++++ MATERIAL SUPPLIED
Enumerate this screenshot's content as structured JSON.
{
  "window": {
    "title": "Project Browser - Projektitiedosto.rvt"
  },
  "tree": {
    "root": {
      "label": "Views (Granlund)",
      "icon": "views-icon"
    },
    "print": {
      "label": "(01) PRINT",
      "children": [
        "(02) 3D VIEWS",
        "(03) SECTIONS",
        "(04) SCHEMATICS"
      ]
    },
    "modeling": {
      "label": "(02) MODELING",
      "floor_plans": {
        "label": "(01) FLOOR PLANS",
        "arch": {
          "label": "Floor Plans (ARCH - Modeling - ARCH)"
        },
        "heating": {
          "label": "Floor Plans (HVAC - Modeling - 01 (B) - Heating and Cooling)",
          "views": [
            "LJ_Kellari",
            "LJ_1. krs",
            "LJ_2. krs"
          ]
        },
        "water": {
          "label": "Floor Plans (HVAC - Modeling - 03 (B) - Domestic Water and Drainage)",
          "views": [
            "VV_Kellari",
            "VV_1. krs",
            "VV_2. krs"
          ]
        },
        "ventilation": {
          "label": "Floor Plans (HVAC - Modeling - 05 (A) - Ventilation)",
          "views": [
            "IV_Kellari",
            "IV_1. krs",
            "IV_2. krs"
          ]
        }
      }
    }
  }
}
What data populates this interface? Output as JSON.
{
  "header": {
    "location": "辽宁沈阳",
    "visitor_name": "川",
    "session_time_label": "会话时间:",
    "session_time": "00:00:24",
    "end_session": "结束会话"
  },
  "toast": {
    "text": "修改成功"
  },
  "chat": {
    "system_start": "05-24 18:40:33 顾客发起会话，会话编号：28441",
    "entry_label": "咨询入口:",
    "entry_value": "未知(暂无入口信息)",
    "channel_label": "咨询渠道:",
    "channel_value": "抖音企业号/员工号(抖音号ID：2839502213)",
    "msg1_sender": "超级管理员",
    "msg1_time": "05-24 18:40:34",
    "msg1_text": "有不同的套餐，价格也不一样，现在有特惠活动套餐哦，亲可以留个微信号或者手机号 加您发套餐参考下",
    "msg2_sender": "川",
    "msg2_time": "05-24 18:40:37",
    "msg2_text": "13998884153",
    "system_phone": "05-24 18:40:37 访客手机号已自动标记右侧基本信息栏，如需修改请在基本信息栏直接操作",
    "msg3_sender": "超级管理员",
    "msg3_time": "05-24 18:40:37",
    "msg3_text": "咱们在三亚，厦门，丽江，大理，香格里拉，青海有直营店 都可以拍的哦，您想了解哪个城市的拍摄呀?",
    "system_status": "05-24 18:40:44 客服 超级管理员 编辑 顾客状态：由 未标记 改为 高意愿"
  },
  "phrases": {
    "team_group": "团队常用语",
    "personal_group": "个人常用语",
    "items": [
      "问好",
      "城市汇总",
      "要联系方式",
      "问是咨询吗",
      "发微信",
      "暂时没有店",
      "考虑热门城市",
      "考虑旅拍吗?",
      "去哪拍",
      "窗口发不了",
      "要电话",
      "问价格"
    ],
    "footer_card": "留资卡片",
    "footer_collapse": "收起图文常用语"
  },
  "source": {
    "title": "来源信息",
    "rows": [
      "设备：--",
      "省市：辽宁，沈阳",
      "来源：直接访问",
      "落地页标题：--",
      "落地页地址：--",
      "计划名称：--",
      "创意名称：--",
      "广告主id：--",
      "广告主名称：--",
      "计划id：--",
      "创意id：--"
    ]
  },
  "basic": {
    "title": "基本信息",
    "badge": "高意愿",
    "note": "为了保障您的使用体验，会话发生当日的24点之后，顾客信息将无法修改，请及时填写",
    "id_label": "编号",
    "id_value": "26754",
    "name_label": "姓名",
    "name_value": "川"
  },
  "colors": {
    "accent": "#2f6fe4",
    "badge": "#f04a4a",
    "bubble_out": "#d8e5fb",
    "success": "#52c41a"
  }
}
++++++++
DO THIS ▸ Extract every line above exactly as it stands.

CORRECT OUTPUT ▸
Enumerate this screenshot's content as structured JSON.
{
  "window": {
    "title": "Project Browser - Projektitiedosto.rvt"
  },
  "tree": {
    "root": {
      "label": "Views (Granlund)",
      "icon": "views-icon"
    },
    "print": {
      "label": "(01) PRINT",
      "children": [
        "(02) 3D VIEWS",
        "(03) SECTIONS",
        "(04) SCHEMATICS"
      ]
    },
    "modeling": {
      "label": "(02) MODELING",
      "floor_plans": {
        "label": "(01) FLOOR PLANS",
        "arch": {
          "label": "Floor Plans (ARCH - Modeling - ARCH)"
        },
        "heating": {
          "label": "Floor Plans (HVAC - Modeling - 01 (B) - Heating and Cooling)",
          "views": [
            "LJ_Kellari",
            "LJ_1. krs",
            "LJ_2. krs"
          ]
        },
        "water": {
          "label": "Floor Plans (HVAC - Modeling - 03 (B) - Domestic Water and Drainage)",
          "views": [
            "VV_Kellari",
            "VV_1. krs",
            "VV_2. krs"
          ]
        },
        "ventilation": {
          "label": "Floor Plans (HVAC - Modeling - 05 (A) - Ventilation)",
          "views": [
            "IV_Kellari",
            "IV_1. krs",
            "IV_2. krs"
          ]
        }
      }
    }
  }
}
What data populates this interface? Output as JSON.
{
  "header": {
    "location": "辽宁沈阳",
    "visitor_name": "川",
    "session_time_label": "会话时间:",
    "session_time": "00:00:24",
    "end_session": "结束会话"
  },
  "toast": {
    "text": "修改成功"
  },
  "chat": {
    "system_start": "05-24 18:40:33 顾客发起会话，会话编号：28441",
    "entry_label": "咨询入口:",
    "entry_value": "未知(暂无入口信息)",
    "channel_label": "咨询渠道:",
    "channel_value": "抖音企业号/员工号(抖音号ID：2839502213)",
    "msg1_sender": "超级管理员",
    "msg1_time": "05-24 18:40:34",
    "msg1_text": "有不同的套餐，价格也不一样，现在有特惠活动套餐哦，亲可以留个微信号或者手机号 加您发套餐参考下",
    "msg2_sender": "川",
    "msg2_time": "05-24 18:40:37",
    "msg2_text": "13998884153",
    "system_phone": "05-24 18:40:37 访客手机号已自动标记右侧基本信息栏，如需修改请在基本信息栏直接操作",
    "msg3_sender": "超级管理员",
    "msg3_time": "05-24 18:40:37",
    "msg3_text": "咱们在三亚，厦门，丽江，大理，香格里拉，青海有直营店 都可以拍的哦，您想了解哪个城市的拍摄呀?",
    "system_status": "05-24 18:40:44 客服 超级管理员 编辑 顾客状态：由 未标记 改为 高意愿"
  },
  "phrases": {
    "team_group": "团队常用语",
    "personal_group": "个人常用语",
    "items": [
      "问好",
      "城市汇总",
      "要联系方式",
      "问是咨询吗",
      "发微信",
      "暂时没有店",
      "考虑热门城市",
      "考虑旅拍吗?",
      "去哪拍",
      "窗口发不了",
      "要电话",
      "问价格"
    ],
    "footer_card": "留资卡片",
    "footer_collapse": "收起图文常用语"
  },
  "source": {
    "title": "来源信息",
    "rows": [
      "设备：--",
      "省市：辽宁，沈阳",
      "来源：直接访问",
      "落地页标题：--",
      "落地页地址：--",
      "计划名称：--",
      "创意名称：--",
      "广告主id：--",
      "广告主名称：--",
      "计划id：--",
      "创意id：--"
    ]
  },
  "basic": {
    "title": "基本信息",
    "badge": "高意愿",
    "note": "为了保障您的使用体验，会话发生当日的24点之后，顾客信息将无法修改，请及时填写",
    "id_label": "编号",
    "id_value": "26754",
    "name_label": "姓名",
    "name_value": "川"
  },
  "colors": {
    "accent": "#2f6fe4",
    "badge": "#f04a4a",
    "bubble_out": "#d8e5fb",
    "success": "#52c41a"
  }
}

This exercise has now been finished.